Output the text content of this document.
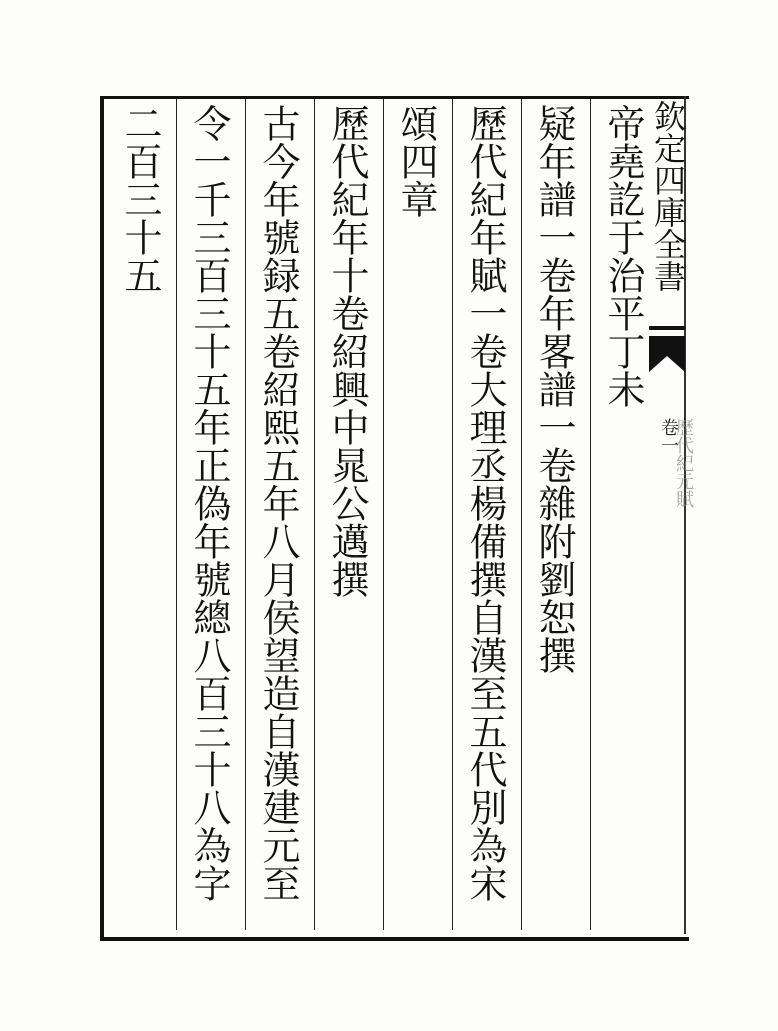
帝堯訖于治平丁未
疑年譜一卷年畧譜一卷雜附劉恕撰
歷代紀年賦一卷大理丞楊備撰自漢至五代別為宋
頌四章
歷代紀年十卷紹興中晁公邁撰
古今年號録五卷紹熙五年八月侯望造自漢建元至
令一千三百三十五年正偽年號總八百三十八為字
二百三十五	欽定四庫全書
卷一
歷代紀元賦
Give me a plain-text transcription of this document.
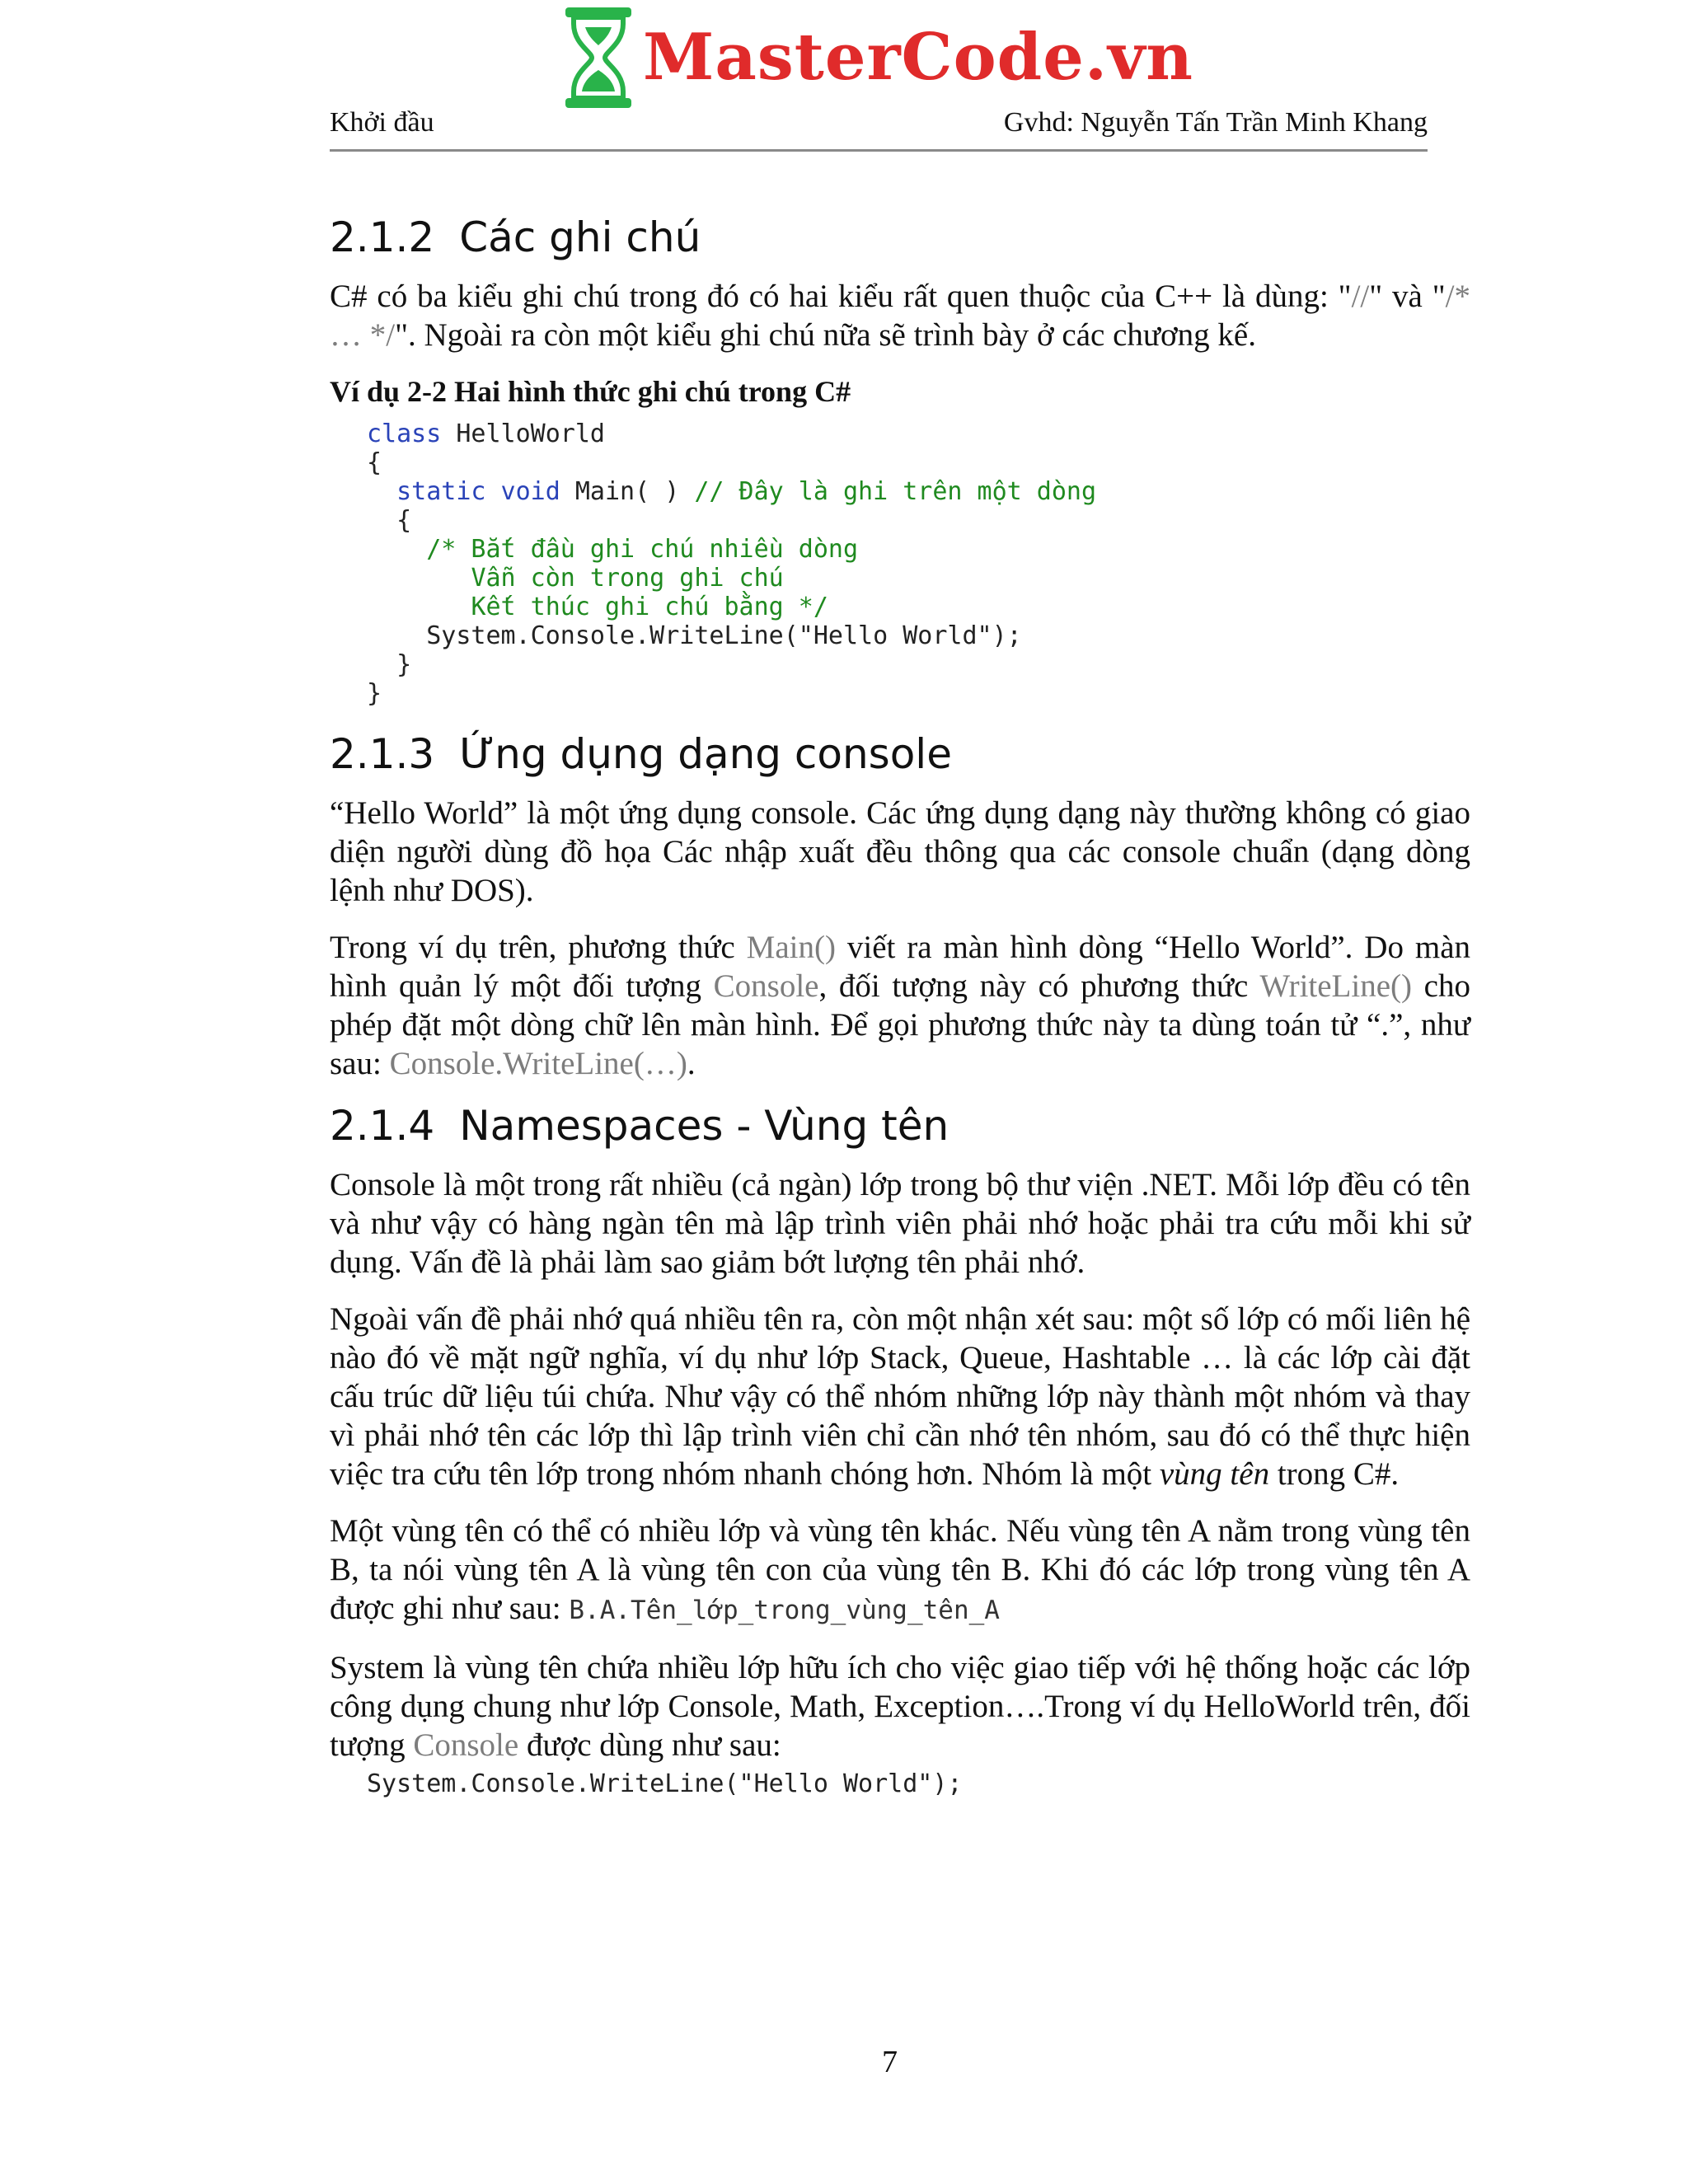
MasterCode.vn
Khởi đầu	Gvhd: Nguyễn Tấn Trần Minh Khang
2.1.2 Các ghi chú

C# có ba kiểu ghi chú trong đó có hai kiểu rất quen thuộc của C++ là dùng: "//" và "/* … */". Ngoài ra còn một kiểu ghi chú nữa sẽ trình bày ở các chương kế.

Ví dụ 2-2 Hai hình thức ghi chú trong C#

class HelloWorld
{
static void Main( ) // Đây là ghi trên một dòng
{
/* Bắt đầu ghi chú nhiều dòng
Vẫn còn trong ghi chú
Kết thúc ghi chú bằng */
System.Console.WriteLine("Hello World");
}
}
2.1.3 Ứng dụng dạng console

“Hello World” là một ứng dụng console. Các ứng dụng dạng này thường không có giao diện người dùng đồ họa Các nhập xuất đều thông qua các console chuẩn (dạng dòng lệnh như DOS).

Trong ví dụ trên, phương thức Main() viết ra màn hình dòng “Hello World”. Do màn hình quản lý một đối tượng Console, đối tượng này có phương thức WriteLine() cho phép đặt một dòng chữ lên màn hình. Để gọi phương thức này ta dùng toán tử “.”, như sau: Console.WriteLine(…).

2.1.4 Namespaces - Vùng tên

Console là một trong rất nhiều (cả ngàn) lớp trong bộ thư viện .NET. Mỗi lớp đều có tên và như vậy có hàng ngàn tên mà lập trình viên phải nhớ hoặc phải tra cứu mỗi khi sử dụng. Vấn đề là phải làm sao giảm bớt lượng tên phải nhớ.

Ngoài vấn đề phải nhớ quá nhiều tên ra, còn một nhận xét sau: một số lớp có mối liên hệ nào đó về mặt ngữ nghĩa, ví dụ như lớp Stack, Queue, Hashtable … là các lớp cài đặt cấu trúc dữ liệu túi chứa. Như vậy có thể nhóm những lớp này thành một nhóm và thay vì phải nhớ tên các lớp thì lập trình viên chỉ cần nhớ tên nhóm, sau đó có thể thực hiện việc tra cứu tên lớp trong nhóm nhanh chóng hơn. Nhóm là một vùng tên trong C#.

Một vùng tên có thể có nhiều lớp và vùng tên khác. Nếu vùng tên A nằm trong vùng tên B, ta nói vùng tên A là vùng tên con của vùng tên B. Khi đó các lớp trong vùng tên A được ghi như sau: B.A.Tên_lớp_trong_vùng_tên_A

System là vùng tên chứa nhiều lớp hữu ích cho việc giao tiếp với hệ thống hoặc các lớp công dụng chung như lớp Console, Math, Exception….Trong ví dụ HelloWorld trên, đối tượng Console được dùng như sau:

System.Console.WriteLine("Hello World");
7
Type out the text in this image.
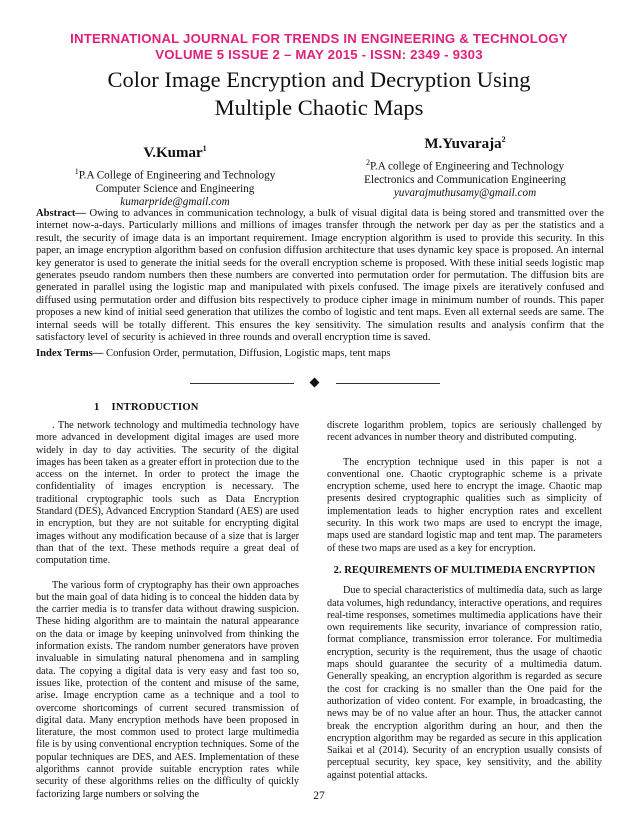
INTERNATIONAL JOURNAL FOR TRENDS IN ENGINEERING & TECHNOLOGY
VOLUME 5 ISSUE 2 – MAY 2015 - ISSN: 2349 - 9303
Color Image Encryption and Decryption Using
Multiple Chaotic Maps
V.Kumar$^1$
$^1$P.A College of Engineering and Technology
Computer Science and Engineering
kumarpride@gmail.com
M.Yuvaraja$^2$
$^2$P.A college of Engineering and Technology
Electronics and Communication Engineering
yuvarajmuthusamy@gmail.com
Abstract— Owing to advances in communication technology, a bulk of visual digital data is being stored and transmitted over the internet now-a-days. Particularly millions and millions of images transfer through the network per day as per the statistics and a result, the security of image data is an important requirement. Image encryption algorithm is used to provide this security. In this paper, an image encryption algorithm based on confusion diffusion architecture that uses dynamic key space is proposed. An internal key generator is used to generate the initial seeds for the overall encryption scheme is proposed. With these initial seeds logistic map generates pseudo random numbers then these numbers are converted into permutation order for permutation. The diffusion bits are generated in parallel using the logistic map and manipulated with pixels confused. The image pixels are iteratively confused and diffused using permutation order and diffusion bits respectively to produce cipher image in minimum number of rounds. This paper proposes a new kind of initial seed generation that utilizes the combo of logistic and tent maps. Even all external seeds are same. The internal seeds will be totally different. This ensures the key sensitivity. The simulation results and analysis confirm that the satisfactory level of security is achieved in three rounds and overall encryption time is saved.
Index Terms— Confusion Order, permutation, Diffusion, Logistic maps, tent maps
1 INTRODUCTION

. The network technology and multimedia technology have more advanced in development digital images are used more widely in day to day activities. The security of the digital images has been taken as a greater effort in protection due to the access on the internet. In order to protect the image the confidentiality of images encryption is necessary. The traditional cryptographic tools such as Data Encryption Standard (DES), Advanced Encryption Standard (AES) are used in encryption, but they are not suitable for encrypting digital images without any modification because of a size that is larger than that of the text. These methods require a great deal of computation time.

The various form of cryptography has their own approaches but the main goal of data hiding is to conceal the hidden data by the carrier media is to transfer data without drawing suspicion. These hiding algorithm are to maintain the natural appearance on the data or image by keeping uninvolved from thinking the information exists. The random number generators have proven invaluable in simulating natural phenomena and in sampling data. The copying a digital data is very easy and fast too so, issues like, protection of the content and misuse of the same, arise. Image encryption came as a technique and a tool to overcome shortcomings of current secured transmission of digital data. Many encryption methods have been proposed in literature, the most common used to protect large multimedia file is by using conventional encryption techniques. Some of the popular techniques are DES, and AES. Implementation of these algorithms cannot provide suitable encryption rates while security of these algorithms relies on the difficulty of quickly factorizing large numbers or solving the

discrete logarithm problem, topics are seriously challenged by recent advances in number theory and distributed computing.

The encryption technique used in this paper is not a conventional one. Chaotic cryptographic scheme is a private encryption scheme, used here to encrypt the image. Chaotic map presents desired cryptographic qualities such as simplicity of implementation leads to higher encryption rates and excellent security. In this work two maps are used to encrypt the image, maps used are standard logistic map and tent map. The parameters of these two maps are used as a key for encryption.

2. REQUIREMENTS OF MULTIMEDIA ENCRYPTION

Due to special characteristics of multimedia data, such as large data volumes, high redundancy, interactive operations, and requires real-time responses, sometimes multimedia applications have their own requirements like security, invariance of compression ratio, format compliance, transmission error tolerance. For multimedia encryption, security is the requirement, thus the usage of chaotic maps should guarantee the security of a multimedia datum. Generally speaking, an encryption algorithm is regarded as secure the cost for cracking is no smaller than the One paid for the authorization of video content. For example, in broadcasting, the news may be of no value after an hour. Thus, the attacker cannot break the encryption algorithm during an hour, and then the encryption algorithm may be regarded as secure in this application Saikai et al (2014). Security of an encryption usually consists of perceptual security, key space, key sensitivity, and the ability against potential attacks.

27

### Given problem:
Quote every record above exactly, leaving out the pictures.

### Response to the task:
Output the text content of this document.
帝堯訖于治平丁未
疑年譜一卷年畧譜一卷雜附劉恕撰
歷代紀年賦一卷大理丞楊備撰自漢至五代別為宋
頌四章
歷代紀年十卷紹興中晁公邁撰
古今年號録五卷紹熙五年八月侯望造自漢建元至
令一千三百三十五年正偽年號總八百三十八為字
二百三十五	欽定四庫全書
卷一
歷代紀元賦
Give me a plain-text transcription of this document.
MasterCode.vn
Khởi đầu	Gvhd: Nguyễn Tấn Trần Minh Khang
2.1.2 Các ghi chú

C# có ba kiểu ghi chú trong đó có hai kiểu rất quen thuộc của C++ là dùng: "//" và "/* … */". Ngoài ra còn một kiểu ghi chú nữa sẽ trình bày ở các chương kế.

Ví dụ 2-2 Hai hình thức ghi chú trong C#

class HelloWorld
{
static void Main( ) // Đây là ghi trên một dòng
{
/* Bắt đầu ghi chú nhiều dòng
Vẫn còn trong ghi chú
Kết thúc ghi chú bằng */
System.Console.WriteLine("Hello World");
}
}
2.1.3 Ứng dụng dạng console

“Hello World” là một ứng dụng console. Các ứng dụng dạng này thường không có giao diện người dùng đồ họa Các nhập xuất đều thông qua các console chuẩn (dạng dòng lệnh như DOS).

Trong ví dụ trên, phương thức Main() viết ra màn hình dòng “Hello World”. Do màn hình quản lý một đối tượng Console, đối tượng này có phương thức WriteLine() cho phép đặt một dòng chữ lên màn hình. Để gọi phương thức này ta dùng toán tử “.”, như sau: Console.WriteLine(…).

2.1.4 Namespaces - Vùng tên

Console là một trong rất nhiều (cả ngàn) lớp trong bộ thư viện .NET. Mỗi lớp đều có tên và như vậy có hàng ngàn tên mà lập trình viên phải nhớ hoặc phải tra cứu mỗi khi sử dụng. Vấn đề là phải làm sao giảm bớt lượng tên phải nhớ.

Ngoài vấn đề phải nhớ quá nhiều tên ra, còn một nhận xét sau: một số lớp có mối liên hệ nào đó về mặt ngữ nghĩa, ví dụ như lớp Stack, Queue, Hashtable … là các lớp cài đặt cấu trúc dữ liệu túi chứa. Như vậy có thể nhóm những lớp này thành một nhóm và thay vì phải nhớ tên các lớp thì lập trình viên chỉ cần nhớ tên nhóm, sau đó có thể thực hiện việc tra cứu tên lớp trong nhóm nhanh chóng hơn. Nhóm là một vùng tên trong C#.

Một vùng tên có thể có nhiều lớp và vùng tên khác. Nếu vùng tên A nằm trong vùng tên B, ta nói vùng tên A là vùng tên con của vùng tên B. Khi đó các lớp trong vùng tên A được ghi như sau: B.A.Tên_lớp_trong_vùng_tên_A

System là vùng tên chứa nhiều lớp hữu ích cho việc giao tiếp với hệ thống hoặc các lớp công dụng chung như lớp Console, Math, Exception….Trong ví dụ HelloWorld trên, đối tượng Console được dùng như sau:

System.Console.WriteLine("Hello World");
7
Type out the text in this image.
INTERNATIONAL JOURNAL FOR TRENDS IN ENGINEERING & TECHNOLOGY
VOLUME 5 ISSUE 2 – MAY 2015 - ISSN: 2349 - 9303
Color Image Encryption and Decryption Using
Multiple Chaotic Maps
V.Kumar$^1$
$^1$P.A College of Engineering and Technology
Computer Science and Engineering
kumarpride@gmail.com
M.Yuvaraja$^2$
$^2$P.A college of Engineering and Technology
Electronics and Communication Engineering
yuvarajmuthusamy@gmail.com
Abstract— Owing to advances in communication technology, a bulk of visual digital data is being stored and transmitted over the internet now-a-days. Particularly millions and millions of images transfer through the network per day as per the statistics and a result, the security of image data is an important requirement. Image encryption algorithm is used to provide this security. In this paper, an image encryption algorithm based on confusion diffusion architecture that uses dynamic key space is proposed. An internal key generator is used to generate the initial seeds for the overall encryption scheme is proposed. With these initial seeds logistic map generates pseudo random numbers then these numbers are converted into permutation order for permutation. The diffusion bits are generated in parallel using the logistic map and manipulated with pixels confused. The image pixels are iteratively confused and diffused using permutation order and diffusion bits respectively to produce cipher image in minimum number of rounds. This paper proposes a new kind of initial seed generation that utilizes the combo of logistic and tent maps. Even all external seeds are same. The internal seeds will be totally different. This ensures the key sensitivity. The simulation results and analysis confirm that the satisfactory level of security is achieved in three rounds and overall encryption time is saved.
Index Terms— Confusion Order, permutation, Diffusion, Logistic maps, tent maps
1 INTRODUCTION

. The network technology and multimedia technology have more advanced in development digital images are used more widely in day to day activities. The security of the digital images has been taken as a greater effort in protection due to the access on the internet. In order to protect the image the confidentiality of images encryption is necessary. The traditional cryptographic tools such as Data Encryption Standard (DES), Advanced Encryption Standard (AES) are used in encryption, but they are not suitable for encrypting digital images without any modification because of a size that is larger than that of the text. These methods require a great deal of computation time.

The various form of cryptography has their own approaches but the main goal of data hiding is to conceal the hidden data by the carrier media is to transfer data without drawing suspicion. These hiding algorithm are to maintain the natural appearance on the data or image by keeping uninvolved from thinking the information exists. The random number generators have proven invaluable in simulating natural phenomena and in sampling data. The copying a digital data is very easy and fast too so, issues like, protection of the content and misuse of the same, arise. Image encryption came as a technique and a tool to overcome shortcomings of current secured transmission of digital data. Many encryption methods have been proposed in literature, the most common used to protect large multimedia file is by using conventional encryption techniques. Some of the popular techniques are DES, and AES. Implementation of these algorithms cannot provide suitable encryption rates while security of these algorithms relies on the difficulty of quickly factorizing large numbers or solving the

discrete logarithm problem, topics are seriously challenged by recent advances in number theory and distributed computing.

The encryption technique used in this paper is not a conventional one. Chaotic cryptographic scheme is a private encryption scheme, used here to encrypt the image. Chaotic map presents desired cryptographic qualities such as simplicity of implementation leads to higher encryption rates and excellent security. In this work two maps are used to encrypt the image, maps used are standard logistic map and tent map. The parameters of these two maps are used as a key for encryption.

2. REQUIREMENTS OF MULTIMEDIA ENCRYPTION

Due to special characteristics of multimedia data, such as large data volumes, high redundancy, interactive operations, and requires real-time responses, sometimes multimedia applications have their own requirements like security, invariance of compression ratio, format compliance, transmission error tolerance. For multimedia encryption, security is the requirement, thus the usage of chaotic maps should guarantee the security of a multimedia datum. Generally speaking, an encryption algorithm is regarded as secure the cost for cracking is no smaller than the One paid for the authorization of video content. For example, in broadcasting, the news may be of no value after an hour. Thus, the attacker cannot break the encryption algorithm during an hour, and then the encryption algorithm may be regarded as secure in this application Saikai et al (2014). Security of an encryption usually consists of perceptual security, key space, key sensitivity, and the ability against potential attacks.

27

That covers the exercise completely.